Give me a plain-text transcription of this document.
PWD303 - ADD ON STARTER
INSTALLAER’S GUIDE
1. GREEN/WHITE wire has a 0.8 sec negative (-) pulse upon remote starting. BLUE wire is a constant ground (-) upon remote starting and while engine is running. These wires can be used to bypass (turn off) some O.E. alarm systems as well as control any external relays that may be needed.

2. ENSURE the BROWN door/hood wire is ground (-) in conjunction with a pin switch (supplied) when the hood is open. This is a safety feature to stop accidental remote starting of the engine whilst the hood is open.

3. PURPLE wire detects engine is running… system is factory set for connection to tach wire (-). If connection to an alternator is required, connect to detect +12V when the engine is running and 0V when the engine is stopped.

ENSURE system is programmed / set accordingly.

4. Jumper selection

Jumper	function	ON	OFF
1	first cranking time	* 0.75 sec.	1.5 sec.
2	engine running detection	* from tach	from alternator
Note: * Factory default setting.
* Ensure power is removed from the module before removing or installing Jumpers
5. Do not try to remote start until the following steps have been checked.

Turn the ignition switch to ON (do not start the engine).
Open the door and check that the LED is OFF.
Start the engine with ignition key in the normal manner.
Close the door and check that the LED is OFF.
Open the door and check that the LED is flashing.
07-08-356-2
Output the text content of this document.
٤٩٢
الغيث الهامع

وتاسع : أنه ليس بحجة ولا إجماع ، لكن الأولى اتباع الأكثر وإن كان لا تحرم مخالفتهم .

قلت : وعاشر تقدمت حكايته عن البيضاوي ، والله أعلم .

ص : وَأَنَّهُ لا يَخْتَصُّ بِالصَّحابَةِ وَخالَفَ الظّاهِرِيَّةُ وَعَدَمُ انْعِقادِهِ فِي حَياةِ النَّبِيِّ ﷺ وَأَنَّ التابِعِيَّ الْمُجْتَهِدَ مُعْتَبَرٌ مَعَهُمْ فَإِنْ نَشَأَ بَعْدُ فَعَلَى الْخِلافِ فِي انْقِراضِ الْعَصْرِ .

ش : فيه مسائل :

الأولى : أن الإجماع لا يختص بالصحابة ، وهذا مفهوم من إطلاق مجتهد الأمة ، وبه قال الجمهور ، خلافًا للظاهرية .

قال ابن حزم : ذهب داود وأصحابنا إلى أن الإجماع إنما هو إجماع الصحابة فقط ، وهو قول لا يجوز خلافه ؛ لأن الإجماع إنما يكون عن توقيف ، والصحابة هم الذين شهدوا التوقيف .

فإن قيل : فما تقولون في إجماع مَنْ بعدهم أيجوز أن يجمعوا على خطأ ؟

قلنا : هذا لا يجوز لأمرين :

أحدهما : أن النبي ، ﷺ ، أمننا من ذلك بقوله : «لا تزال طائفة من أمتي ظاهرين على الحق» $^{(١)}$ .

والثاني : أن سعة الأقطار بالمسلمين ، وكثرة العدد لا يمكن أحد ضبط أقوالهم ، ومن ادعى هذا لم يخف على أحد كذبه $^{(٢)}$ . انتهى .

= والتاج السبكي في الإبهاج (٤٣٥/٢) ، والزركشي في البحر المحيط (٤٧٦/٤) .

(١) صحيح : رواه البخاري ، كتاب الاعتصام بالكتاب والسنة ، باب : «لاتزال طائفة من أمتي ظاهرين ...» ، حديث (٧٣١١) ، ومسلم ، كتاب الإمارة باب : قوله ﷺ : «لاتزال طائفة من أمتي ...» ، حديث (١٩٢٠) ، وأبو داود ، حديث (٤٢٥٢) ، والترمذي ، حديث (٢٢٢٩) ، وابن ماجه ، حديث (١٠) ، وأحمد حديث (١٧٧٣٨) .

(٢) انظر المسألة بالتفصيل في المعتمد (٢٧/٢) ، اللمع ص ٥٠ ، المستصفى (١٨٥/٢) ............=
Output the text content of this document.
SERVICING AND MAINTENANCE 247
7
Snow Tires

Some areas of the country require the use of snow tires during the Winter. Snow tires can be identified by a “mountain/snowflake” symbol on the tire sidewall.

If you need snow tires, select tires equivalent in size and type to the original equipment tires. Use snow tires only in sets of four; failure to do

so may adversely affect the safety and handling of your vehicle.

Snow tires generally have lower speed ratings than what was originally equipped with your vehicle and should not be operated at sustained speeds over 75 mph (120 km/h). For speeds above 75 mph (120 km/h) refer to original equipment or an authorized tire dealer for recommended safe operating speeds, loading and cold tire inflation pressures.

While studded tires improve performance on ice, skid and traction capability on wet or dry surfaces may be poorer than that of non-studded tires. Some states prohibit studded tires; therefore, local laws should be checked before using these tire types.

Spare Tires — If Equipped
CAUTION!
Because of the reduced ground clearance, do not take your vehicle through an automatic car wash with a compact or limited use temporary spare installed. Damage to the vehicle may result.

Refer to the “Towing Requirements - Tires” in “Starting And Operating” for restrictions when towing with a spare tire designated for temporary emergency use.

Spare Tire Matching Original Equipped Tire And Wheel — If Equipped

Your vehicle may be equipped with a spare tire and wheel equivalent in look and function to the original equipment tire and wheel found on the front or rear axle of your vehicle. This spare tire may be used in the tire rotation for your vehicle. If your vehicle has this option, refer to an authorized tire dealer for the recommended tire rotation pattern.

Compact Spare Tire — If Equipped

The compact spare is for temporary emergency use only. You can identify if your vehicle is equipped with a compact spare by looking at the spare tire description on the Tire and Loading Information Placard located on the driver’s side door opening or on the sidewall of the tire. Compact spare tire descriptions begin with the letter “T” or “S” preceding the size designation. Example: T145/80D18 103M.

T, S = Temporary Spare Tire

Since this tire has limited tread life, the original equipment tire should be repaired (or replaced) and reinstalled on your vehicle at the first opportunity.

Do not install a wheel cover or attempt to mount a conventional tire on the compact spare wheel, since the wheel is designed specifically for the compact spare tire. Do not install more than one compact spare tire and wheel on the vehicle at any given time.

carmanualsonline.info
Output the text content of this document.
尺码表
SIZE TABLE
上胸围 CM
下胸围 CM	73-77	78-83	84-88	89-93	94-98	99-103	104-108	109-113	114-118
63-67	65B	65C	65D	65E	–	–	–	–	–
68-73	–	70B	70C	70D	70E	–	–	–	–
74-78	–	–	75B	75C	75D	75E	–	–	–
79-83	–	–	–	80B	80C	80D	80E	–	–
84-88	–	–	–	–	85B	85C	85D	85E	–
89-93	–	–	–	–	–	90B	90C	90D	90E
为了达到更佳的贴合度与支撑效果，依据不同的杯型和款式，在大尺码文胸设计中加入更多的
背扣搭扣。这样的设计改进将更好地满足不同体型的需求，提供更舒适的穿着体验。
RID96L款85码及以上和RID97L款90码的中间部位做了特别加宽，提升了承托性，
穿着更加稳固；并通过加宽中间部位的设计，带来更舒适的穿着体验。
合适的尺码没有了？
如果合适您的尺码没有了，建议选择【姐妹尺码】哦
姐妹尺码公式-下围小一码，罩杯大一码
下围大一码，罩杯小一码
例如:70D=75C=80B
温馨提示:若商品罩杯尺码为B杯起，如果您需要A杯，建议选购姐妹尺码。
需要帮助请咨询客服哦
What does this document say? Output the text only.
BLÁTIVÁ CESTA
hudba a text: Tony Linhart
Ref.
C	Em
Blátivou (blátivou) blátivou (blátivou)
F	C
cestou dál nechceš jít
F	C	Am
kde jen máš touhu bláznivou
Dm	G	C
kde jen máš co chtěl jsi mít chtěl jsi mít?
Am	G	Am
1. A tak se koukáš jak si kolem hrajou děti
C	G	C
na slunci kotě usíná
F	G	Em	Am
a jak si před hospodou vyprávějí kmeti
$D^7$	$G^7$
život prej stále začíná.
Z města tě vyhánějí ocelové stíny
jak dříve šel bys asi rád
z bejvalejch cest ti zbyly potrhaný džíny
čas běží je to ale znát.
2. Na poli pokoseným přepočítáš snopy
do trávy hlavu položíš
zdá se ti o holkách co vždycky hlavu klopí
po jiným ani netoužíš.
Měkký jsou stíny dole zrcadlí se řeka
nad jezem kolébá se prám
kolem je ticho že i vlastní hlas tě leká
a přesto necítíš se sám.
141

━━━

#### Do this
Write down every line of the data above that includes the string "طائفة".

#### Answer to the task
أحدهما : أن النبي ، ﷺ ، أمننا من ذلك بقوله : «لا تزال طائفة من أمتي ظاهرين على الحق» $^{(١)}$ .
(١) صحيح : رواه البخاري ، كتاب الاعتصام بالكتاب والسنة ، باب : «لاتزال طائفة من أمتي ظاهرين ...» ، حديث (٧٣١١) ، ومسلم ، كتاب الإمارة باب : قوله ﷺ : «لاتزال طائفة من أمتي ...» ، حديث (١٩٢٠) ، وأبو داود ، حديث (٤٢٥٢) ، والترمذي ، حديث (٢٢٢٩) ، وابن ماجه ، حديث (١٠) ، وأحمد حديث (١٧٧٣٨) .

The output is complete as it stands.